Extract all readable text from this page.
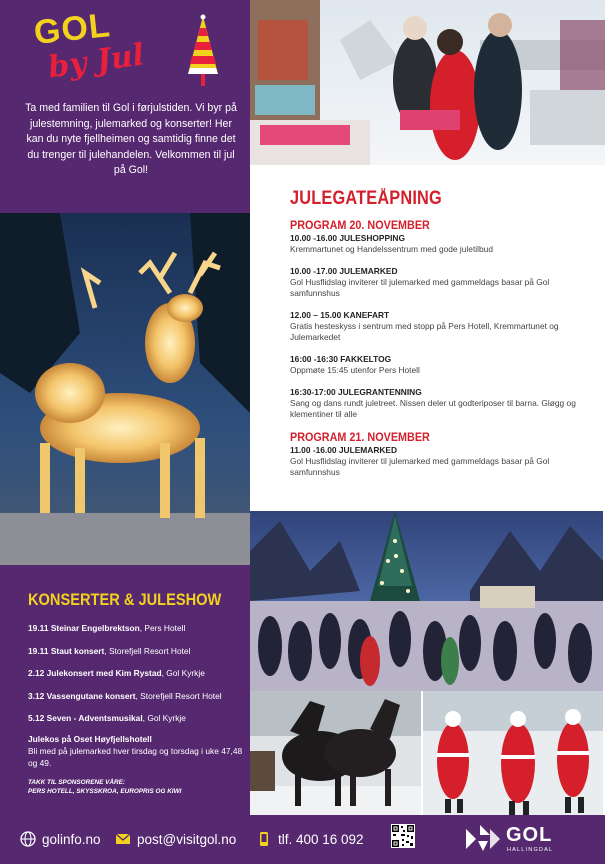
GOL
by Jul

Ta med familien til Gol i førjulstiden. Vi byr på julestemning, julemarked og konserter! Her kan du nyte fjellheimen og samtidig finne det du trenger til julehandelen. Velkommen til jul på Gol!

JULEGATEÅPNING
PROGRAM 20. NOVEMBER
10.00 -16.00 JULESHOPPING
Kremmartunet og Handelssentrum med gode juletilbud
10.00 -17.00 JULEMARKED
Gol Husflidslag inviterer til julemarked med gammeldags basar på Gol samfunnshus
12.00 – 15.00 KANEFART
Gratis hesteskyss i sentrum med stopp på Pers Hotell, Kremmartunet og Julemarkedet
16:00 -16:30 FAKKELTOG
Oppmøte 15:45 utenfor Pers Hotell
16:30-17:00 JULEGRANTENNING
Sang og dans rundt juletreet. Nissen deler ut godteriposer til barna. Gløgg og klementiner til alle
PROGRAM 21. NOVEMBER
11.00 -16.00 JULEMARKED
Gol Husflidslag inviterer til julemarked med gammeldags basar på Gol samfunnshus
KONSERTER & JULESHOW
19.11 Steinar Engelbrektson, Pers Hotell
19.11 Staut konsert, Storefjell Resort Hotel
2.12 Julekonsert med Kim Rystad, Gol Kyrkje
3.12 Vassengutane konsert, Storefjell Resort Hotel
5.12 Seven - Adventsmusikal, Gol Kyrkje
Julekos på Oset Høyfjellshotell
Bli med på julemarked hver tirsdag og torsdag i uke 47,48 og 49.
TAKK TIL SPONSORENE VÅRE:
PERS HOTELL, SKYSSKROA, EUROPRIS OG KIWI
golinfo.no	post@visitgol.no	tlf. 400 16 092	GOL
HALLINGDAL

# The problem
Tally the lines of the records holding the word "Kyrkje", then state only the tally.

# Response
2